◆ **What the task requires**:
Do not include the pictures; repeat the rest of the data exactly.

— begin Records for the exercise —

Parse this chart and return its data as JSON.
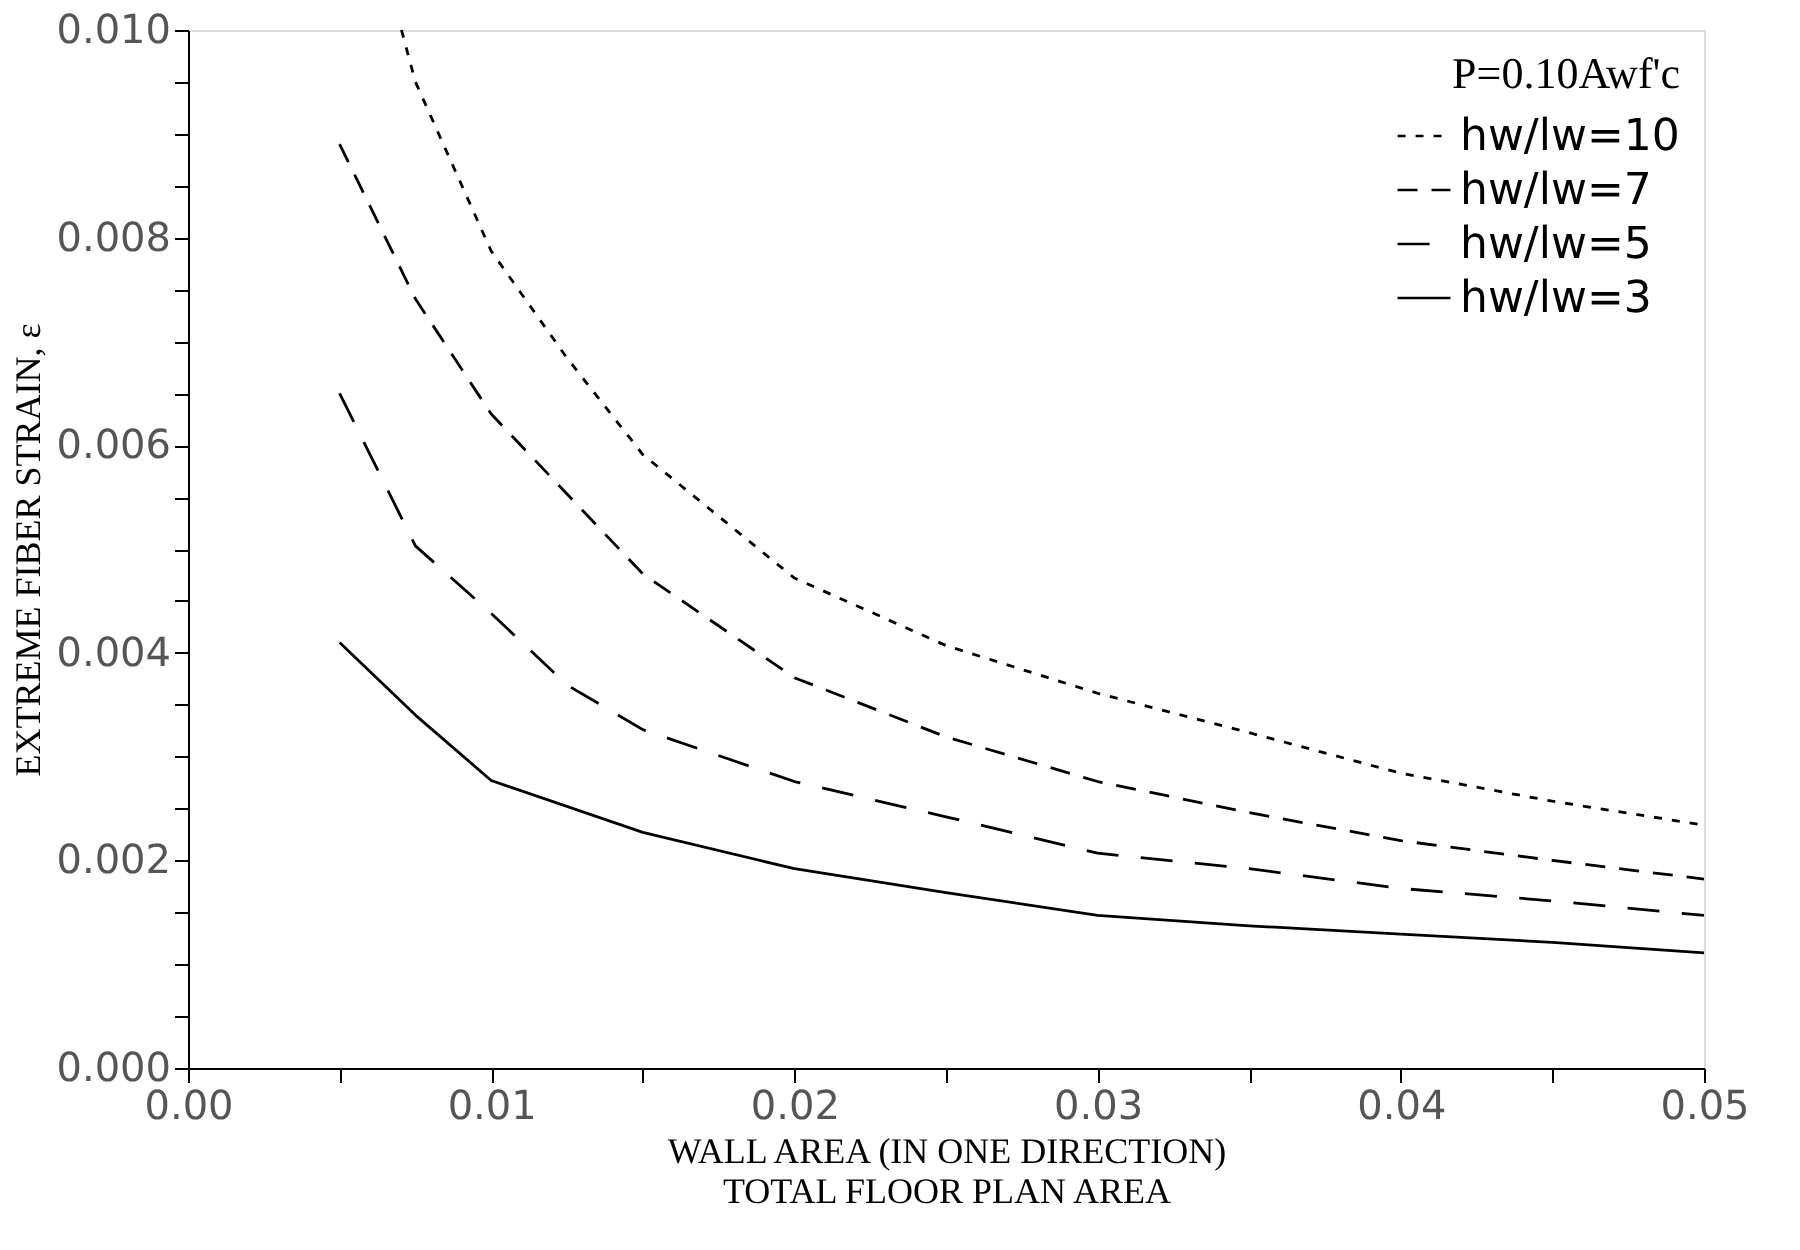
{
  "chart_data": {
    "type": "line",
    "xlabel": "WALL AREA (IN ONE DIRECTION)\nTOTAL FLOOR PLAN AREA",
    "ylabel": "EXTREME FIBER STRAIN, ε",
    "legend_title": "P=0.10Awf'c",
    "legend": "top right",
    "grid": false,
    "xlim": [
      0,
      0.05
    ],
    "ylim": [
      0,
      0.01
    ],
    "xticks": [
      {
        "value": 0,
        "label": "0.00"
      },
      {
        "value": 0.005,
        "label": null
      },
      {
        "value": 0.01,
        "label": "0.01"
      },
      {
        "value": 0.015,
        "label": null
      },
      {
        "value": 0.02,
        "label": "0.02"
      },
      {
        "value": 0.025,
        "label": null
      },
      {
        "value": 0.03,
        "label": "0.03"
      },
      {
        "value": 0.035,
        "label": null
      },
      {
        "value": 0.04,
        "label": "0.04"
      },
      {
        "value": 0.045,
        "label": null
      },
      {
        "value": 0.05,
        "label": "0.05"
      }
    ],
    "yticks": [
      {
        "value": 0,
        "label": "0.000"
      },
      {
        "value": 0.0005,
        "label": null
      },
      {
        "value": 0.001,
        "label": null
      },
      {
        "value": 0.0015,
        "label": null
      },
      {
        "value": 0.002,
        "label": "0.002"
      },
      {
        "value": 0.0025,
        "label": null
      },
      {
        "value": 0.003,
        "label": null
      },
      {
        "value": 0.0035,
        "label": null
      },
      {
        "value": 0.004,
        "label": "0.004"
      },
      {
        "value": 0.0045,
        "label": null
      },
      {
        "value": 0.005,
        "label": null
      },
      {
        "value": 0.0055,
        "label": null
      },
      {
        "value": 0.006,
        "label": "0.006"
      },
      {
        "value": 0.0065,
        "label": null
      },
      {
        "value": 0.007,
        "label": null
      },
      {
        "value": 0.0075,
        "label": null
      },
      {
        "value": 0.008,
        "label": "0.008"
      },
      {
        "value": 0.0085,
        "label": null
      },
      {
        "value": 0.009,
        "label": null
      },
      {
        "value": 0.0095,
        "label": null
      },
      {
        "value": 0.01,
        "label": "0.010"
      }
    ],
    "series": [
      {
        "name": "hw/lw=10",
        "color": "#000000",
        "line_style": "dotted",
        "x": [
          0.00704,
          0.0075,
          0.01,
          0.0125,
          0.015,
          0.02,
          0.025,
          0.03,
          0.035,
          0.04,
          0.045,
          0.05
        ],
        "values": [
          0.01,
          0.0095,
          0.00787,
          0.00684,
          0.00591,
          0.00472,
          0.00407,
          0.00361,
          0.00323,
          0.00284,
          0.00257,
          0.00234
        ]
      },
      {
        "name": "hw/lw=7",
        "color": "#000000",
        "line_style": "dashed",
        "x": [
          0.005,
          0.0075,
          0.01,
          0.0125,
          0.015,
          0.02,
          0.025,
          0.03,
          0.035,
          0.04,
          0.045,
          0.05
        ],
        "values": [
          0.0089,
          0.00741,
          0.0063,
          0.00553,
          0.00476,
          0.00376,
          0.00319,
          0.00276,
          0.00246,
          0.00219,
          0.002,
          0.00182
        ]
      },
      {
        "name": "hw/lw=5",
        "color": "#000000",
        "line_style": "dashed",
        "x": [
          0.005,
          0.0075,
          0.01,
          0.0125,
          0.015,
          0.02,
          0.025,
          0.03,
          0.035,
          0.04,
          0.045,
          0.05
        ],
        "values": [
          0.0065,
          0.00503,
          0.00438,
          0.00369,
          0.00326,
          0.00276,
          0.00242,
          0.00207,
          0.00192,
          0.00173,
          0.00161,
          0.00147
        ]
      },
      {
        "name": "hw/lw=3",
        "color": "#000000",
        "line_style": "solid",
        "x": [
          0.005,
          0.0075,
          0.01,
          0.015,
          0.02,
          0.025,
          0.03,
          0.035,
          0.04,
          0.045,
          0.05
        ],
        "values": [
          0.0041,
          0.0034,
          0.00277,
          0.00227,
          0.00192,
          0.00169,
          0.00147,
          0.00137,
          0.00129,
          0.00121,
          0.00111
        ]
      }
    ]
  }
}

— end Records for the exercise —

◆ **Result of the task**:
Parse this chart and return its data as JSON.
{
  "chart_data": {
    "type": "line",
    "xlabel": "WALL AREA (IN ONE DIRECTION)\nTOTAL FLOOR PLAN AREA",
    "ylabel": "EXTREME FIBER STRAIN, ε",
    "legend_title": "P=0.10Awf'c",
    "legend": "top right",
    "grid": false,
    "xlim": [
      0,
      0.05
    ],
    "ylim": [
      0,
      0.01
    ],
    "xticks": [
      {
        "value": 0,
        "label": "0.00"
      },
      {
        "value": 0.005,
        "label": null
      },
      {
        "value": 0.01,
        "label": "0.01"
      },
      {
        "value": 0.015,
        "label": null
      },
      {
        "value": 0.02,
        "label": "0.02"
      },
      {
        "value": 0.025,
        "label": null
      },
      {
        "value": 0.03,
        "label": "0.03"
      },
      {
        "value": 0.035,
        "label": null
      },
      {
        "value": 0.04,
        "label": "0.04"
      },
      {
        "value": 0.045,
        "label": null
      },
      {
        "value": 0.05,
        "label": "0.05"
      }
    ],
    "yticks": [
      {
        "value": 0,
        "label": "0.000"
      },
      {
        "value": 0.0005,
        "label": null
      },
      {
        "value": 0.001,
        "label": null
      },
      {
        "value": 0.0015,
        "label": null
      },
      {
        "value": 0.002,
        "label": "0.002"
      },
      {
        "value": 0.0025,
        "label": null
      },
      {
        "value": 0.003,
        "label": null
      },
      {
        "value": 0.0035,
        "label": null
      },
      {
        "value": 0.004,
        "label": "0.004"
      },
      {
        "value": 0.0045,
        "label": null
      },
      {
        "value": 0.005,
        "label": null
      },
      {
        "value": 0.0055,
        "label": null
      },
      {
        "value": 0.006,
        "label": "0.006"
      },
      {
        "value": 0.0065,
        "label": null
      },
      {
        "value": 0.007,
        "label": null
      },
      {
        "value": 0.0075,
        "label": null
      },
      {
        "value": 0.008,
        "label": "0.008"
      },
      {
        "value": 0.0085,
        "label": null
      },
      {
        "value": 0.009,
        "label": null
      },
      {
        "value": 0.0095,
        "label": null
      },
      {
        "value": 0.01,
        "label": "0.010"
      }
    ],
    "series": [
      {
        "name": "hw/lw=10",
        "color": "#000000",
        "line_style": "dotted",
        "x": [
          0.00704,
          0.0075,
          0.01,
          0.0125,
          0.015,
          0.02,
          0.025,
          0.03,
          0.035,
          0.04,
          0.045,
          0.05
        ],
        "values": [
          0.01,
          0.0095,
          0.00787,
          0.00684,
          0.00591,
          0.00472,
          0.00407,
          0.00361,
          0.00323,
          0.00284,
          0.00257,
          0.00234
        ]
      },
      {
        "name": "hw/lw=7",
        "color": "#000000",
        "line_style": "dashed",
        "x": [
          0.005,
          0.0075,
          0.01,
          0.0125,
          0.015,
          0.02,
          0.025,
          0.03,
          0.035,
          0.04,
          0.045,
          0.05
        ],
        "values": [
          0.0089,
          0.00741,
          0.0063,
          0.00553,
          0.00476,
          0.00376,
          0.00319,
          0.00276,
          0.00246,
          0.00219,
          0.002,
          0.00182
        ]
      },
      {
        "name": "hw/lw=5",
        "color": "#000000",
        "line_style": "dashed",
        "x": [
          0.005,
          0.0075,
          0.01,
          0.0125,
          0.015,
          0.02,
          0.025,
          0.03,
          0.035,
          0.04,
          0.045,
          0.05
        ],
        "values": [
          0.0065,
          0.00503,
          0.00438,
          0.00369,
          0.00326,
          0.00276,
          0.00242,
          0.00207,
          0.00192,
          0.00173,
          0.00161,
          0.00147
        ]
      },
      {
        "name": "hw/lw=3",
        "color": "#000000",
        "line_style": "solid",
        "x": [
          0.005,
          0.0075,
          0.01,
          0.015,
          0.02,
          0.025,
          0.03,
          0.035,
          0.04,
          0.045,
          0.05
        ],
        "values": [
          0.0041,
          0.0034,
          0.00277,
          0.00227,
          0.00192,
          0.00169,
          0.00147,
          0.00137,
          0.00129,
          0.00121,
          0.00111
        ]
      }
    ]
  }
}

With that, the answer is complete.